== Exercise requirements ==
1. In the passage on uranium conversion and enrichment, how many fuel rods make up one fuel element?
2. Carry on the passage on uranium conversion and enrichment, picking up after its final sentence.

== Supplied text ==

============

2.2. Conversion, enrichment, and fuel production

Uranium extracted from mines and concentrated in the form of uranium oxide (U3O8) must be purified and enriched before being used as fuel in the reactors. Since enrichment requires uranium in gaseous form, it must be first transformed into UF6 in conversion plants. The UF6 obtained has a 235U content of about 0.72%, which must be increased to between 3% and 5%, the required 235U content of the French nuclear reactors. Uranium can be enriched using several technologies, such as gaseous diffusion, gas centrifugation, and laser separation [18]. The enrichment step aims at increasing the 235U content of UF6. In France, the current enrichment is based on centrifugation technology, which consumes far less electricity than the previously used gaseous diffusion facilities. This decrease in the electricity consumption could explain a part of the decreased amount of CO2 released per kWh from nuclear generation in France, when compared to previous estimations [19].

Before being introduced into the reactors, the enriched UF6 must be transformed into UO2 (uranium oxide) and put into the form of fuel elements. The fuel elements consist of an assembly of 264 fuel rods supported by a structure called a skeleton. Fuel rods are made of fuel pellets, manufactured from pressed, UO2 power, encased in zirconium alloy tubes.

============

Document structure recognition data:
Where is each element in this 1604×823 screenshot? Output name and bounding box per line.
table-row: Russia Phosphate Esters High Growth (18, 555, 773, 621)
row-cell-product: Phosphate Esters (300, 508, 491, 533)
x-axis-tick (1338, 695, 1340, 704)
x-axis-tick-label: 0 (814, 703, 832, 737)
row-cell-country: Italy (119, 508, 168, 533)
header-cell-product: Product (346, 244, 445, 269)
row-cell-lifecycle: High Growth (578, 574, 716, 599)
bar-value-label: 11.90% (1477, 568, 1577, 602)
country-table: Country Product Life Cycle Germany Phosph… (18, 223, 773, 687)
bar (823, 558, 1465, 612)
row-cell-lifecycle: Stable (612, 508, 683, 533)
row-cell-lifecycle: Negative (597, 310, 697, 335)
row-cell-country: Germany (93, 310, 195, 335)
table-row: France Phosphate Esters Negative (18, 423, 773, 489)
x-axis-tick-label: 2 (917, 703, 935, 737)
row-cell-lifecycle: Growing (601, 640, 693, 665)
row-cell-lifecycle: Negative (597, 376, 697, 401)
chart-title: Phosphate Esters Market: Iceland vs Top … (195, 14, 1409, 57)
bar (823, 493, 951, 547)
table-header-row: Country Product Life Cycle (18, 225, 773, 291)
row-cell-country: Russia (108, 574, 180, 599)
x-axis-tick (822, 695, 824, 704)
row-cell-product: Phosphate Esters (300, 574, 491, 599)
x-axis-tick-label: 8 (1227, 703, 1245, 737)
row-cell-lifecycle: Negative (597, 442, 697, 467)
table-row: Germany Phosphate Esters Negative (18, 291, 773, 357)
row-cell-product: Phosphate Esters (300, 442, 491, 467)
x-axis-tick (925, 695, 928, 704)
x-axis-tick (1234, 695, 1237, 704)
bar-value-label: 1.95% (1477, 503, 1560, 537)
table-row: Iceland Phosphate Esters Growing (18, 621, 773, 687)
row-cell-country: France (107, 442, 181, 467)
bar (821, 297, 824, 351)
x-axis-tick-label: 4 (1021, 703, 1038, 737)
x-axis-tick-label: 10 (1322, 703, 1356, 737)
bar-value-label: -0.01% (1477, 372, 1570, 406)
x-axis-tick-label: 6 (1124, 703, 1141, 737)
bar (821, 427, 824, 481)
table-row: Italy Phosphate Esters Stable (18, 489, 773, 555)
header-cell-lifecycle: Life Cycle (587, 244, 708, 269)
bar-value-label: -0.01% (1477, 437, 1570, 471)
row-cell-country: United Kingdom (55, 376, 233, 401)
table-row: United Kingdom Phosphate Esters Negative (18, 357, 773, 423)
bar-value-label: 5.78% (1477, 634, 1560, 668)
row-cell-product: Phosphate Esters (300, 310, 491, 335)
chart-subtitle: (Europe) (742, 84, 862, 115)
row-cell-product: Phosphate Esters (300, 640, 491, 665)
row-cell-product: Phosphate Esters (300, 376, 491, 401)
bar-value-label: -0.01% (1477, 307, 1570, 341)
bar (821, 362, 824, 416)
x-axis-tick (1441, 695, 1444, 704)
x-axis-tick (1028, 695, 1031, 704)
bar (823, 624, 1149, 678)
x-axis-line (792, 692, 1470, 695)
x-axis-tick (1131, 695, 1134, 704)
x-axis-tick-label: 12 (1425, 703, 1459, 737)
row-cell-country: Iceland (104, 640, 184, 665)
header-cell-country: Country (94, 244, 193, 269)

============

== Outputs for the tasks ==
1. 264 fuel rods, supported by a structure called a skeleton.

2.
MOX fuel follows the same manufacturing stages as UO2 fuel but is produced from a mixture of UO2 powder depleted in 235U and PuO2 powder from the processing of spent fuel.

2.3. Electricity production

The French electronuclear sector uses pressurized water reactors (PWR) with enriched uranium as fuel and ordinary water as moderator and coolant fluid.

The PWRs include three independent circuits:

  • The primary circuit under high pressure (around 155 bar) extracts the heat generated by nuclear fission from the core and transfers it to the secondary circuit through heat exchangers (or steam generators).

  • In the secondary circuit under lower pressure (around 70 bar), the water, heated by primary water in steam generators, vaporizes and then sets the turbogenerator in movement.

  • The cooling circuit allows the condensation of circuit steam in contact with cold water from rivers or sea. The heated water can be directly discharged to river or sea or evaporated via a cooling tower.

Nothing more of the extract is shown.